# [Problem to work on]
Transcribe the items below verbatim, starting with the first line and going on through the line with "Point — [83, 757, 105, 772]", both ends included.

┄┄┄┄┄┄

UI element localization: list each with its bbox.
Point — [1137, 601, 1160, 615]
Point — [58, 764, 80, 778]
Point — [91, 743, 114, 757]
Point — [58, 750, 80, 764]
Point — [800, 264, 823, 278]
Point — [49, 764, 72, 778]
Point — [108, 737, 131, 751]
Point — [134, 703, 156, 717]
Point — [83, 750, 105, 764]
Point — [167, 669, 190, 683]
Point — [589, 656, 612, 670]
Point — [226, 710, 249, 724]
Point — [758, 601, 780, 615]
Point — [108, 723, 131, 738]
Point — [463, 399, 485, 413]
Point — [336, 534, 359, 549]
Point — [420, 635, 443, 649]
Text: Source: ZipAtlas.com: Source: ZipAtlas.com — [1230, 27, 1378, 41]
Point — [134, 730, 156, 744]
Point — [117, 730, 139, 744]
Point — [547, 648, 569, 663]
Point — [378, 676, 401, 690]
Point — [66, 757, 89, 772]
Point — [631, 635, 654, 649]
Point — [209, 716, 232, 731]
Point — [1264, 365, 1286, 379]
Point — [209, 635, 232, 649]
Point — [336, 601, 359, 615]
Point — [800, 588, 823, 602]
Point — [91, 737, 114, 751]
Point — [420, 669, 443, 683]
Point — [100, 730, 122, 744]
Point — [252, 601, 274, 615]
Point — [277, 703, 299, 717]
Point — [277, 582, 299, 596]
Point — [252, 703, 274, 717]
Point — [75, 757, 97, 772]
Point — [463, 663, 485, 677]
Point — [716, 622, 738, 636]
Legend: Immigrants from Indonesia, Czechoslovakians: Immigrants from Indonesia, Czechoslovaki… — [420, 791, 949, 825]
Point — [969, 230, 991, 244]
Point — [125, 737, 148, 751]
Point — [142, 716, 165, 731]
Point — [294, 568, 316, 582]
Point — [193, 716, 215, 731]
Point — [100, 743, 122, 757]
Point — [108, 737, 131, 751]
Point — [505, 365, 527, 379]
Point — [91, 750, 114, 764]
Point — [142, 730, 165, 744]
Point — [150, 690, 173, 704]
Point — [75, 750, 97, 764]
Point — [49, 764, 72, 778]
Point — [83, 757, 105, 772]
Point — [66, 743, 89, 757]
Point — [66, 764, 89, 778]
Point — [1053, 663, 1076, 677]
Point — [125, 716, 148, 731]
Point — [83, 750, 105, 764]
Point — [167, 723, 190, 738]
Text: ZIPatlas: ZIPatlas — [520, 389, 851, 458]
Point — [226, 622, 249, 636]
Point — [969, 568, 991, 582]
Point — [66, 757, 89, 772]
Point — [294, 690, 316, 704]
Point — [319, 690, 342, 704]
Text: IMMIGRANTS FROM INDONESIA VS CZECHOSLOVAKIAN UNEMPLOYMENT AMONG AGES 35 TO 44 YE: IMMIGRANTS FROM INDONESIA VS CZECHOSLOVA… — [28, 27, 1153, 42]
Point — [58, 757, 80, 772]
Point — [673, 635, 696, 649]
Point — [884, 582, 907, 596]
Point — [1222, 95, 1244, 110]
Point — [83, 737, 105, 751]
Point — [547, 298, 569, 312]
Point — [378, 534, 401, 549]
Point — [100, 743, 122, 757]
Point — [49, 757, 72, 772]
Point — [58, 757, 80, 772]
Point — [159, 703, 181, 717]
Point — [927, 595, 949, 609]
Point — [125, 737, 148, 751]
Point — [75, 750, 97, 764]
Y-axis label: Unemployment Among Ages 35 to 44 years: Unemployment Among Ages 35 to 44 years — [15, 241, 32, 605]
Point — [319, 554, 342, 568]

┄┄┄┄┄┄

# [Solved problem]
UI element localization: list each with its bbox.
Point — [1137, 601, 1160, 615]
Point — [58, 764, 80, 778]
Point — [91, 743, 114, 757]
Point — [58, 750, 80, 764]
Point — [800, 264, 823, 278]
Point — [49, 764, 72, 778]
Point — [108, 737, 131, 751]
Point — [134, 703, 156, 717]
Point — [83, 750, 105, 764]
Point — [167, 669, 190, 683]
Point — [589, 656, 612, 670]
Point — [226, 710, 249, 724]
Point — [758, 601, 780, 615]
Point — [108, 723, 131, 738]
Point — [463, 399, 485, 413]
Point — [336, 534, 359, 549]
Point — [420, 635, 443, 649]
Text: Source: ZipAtlas.com: Source: ZipAtlas.com — [1230, 27, 1378, 41]
Point — [134, 730, 156, 744]
Point — [117, 730, 139, 744]
Point — [547, 648, 569, 663]
Point — [378, 676, 401, 690]
Point — [66, 757, 89, 772]
Point — [631, 635, 654, 649]
Point — [209, 716, 232, 731]
Point — [1264, 365, 1286, 379]
Point — [209, 635, 232, 649]
Point — [336, 601, 359, 615]
Point — [800, 588, 823, 602]
Point — [91, 737, 114, 751]
Point — [420, 669, 443, 683]
Point — [100, 730, 122, 744]
Point — [252, 601, 274, 615]
Point — [277, 703, 299, 717]
Point — [277, 582, 299, 596]
Point — [252, 703, 274, 717]
Point — [75, 757, 97, 772]
Point — [463, 663, 485, 677]
Point — [716, 622, 738, 636]
Legend: Immigrants from Indonesia, Czechoslovakians: Immigrants from Indonesia, Czechoslovaki… — [420, 791, 949, 825]
Point — [969, 230, 991, 244]
Point — [125, 737, 148, 751]
Point — [142, 716, 165, 731]
Point — [294, 568, 316, 582]
Point — [193, 716, 215, 731]
Point — [100, 743, 122, 757]
Point — [108, 737, 131, 751]
Point — [505, 365, 527, 379]
Point — [91, 750, 114, 764]
Point — [142, 730, 165, 744]
Point — [150, 690, 173, 704]
Point — [75, 750, 97, 764]
Point — [49, 764, 72, 778]
Point — [83, 757, 105, 772]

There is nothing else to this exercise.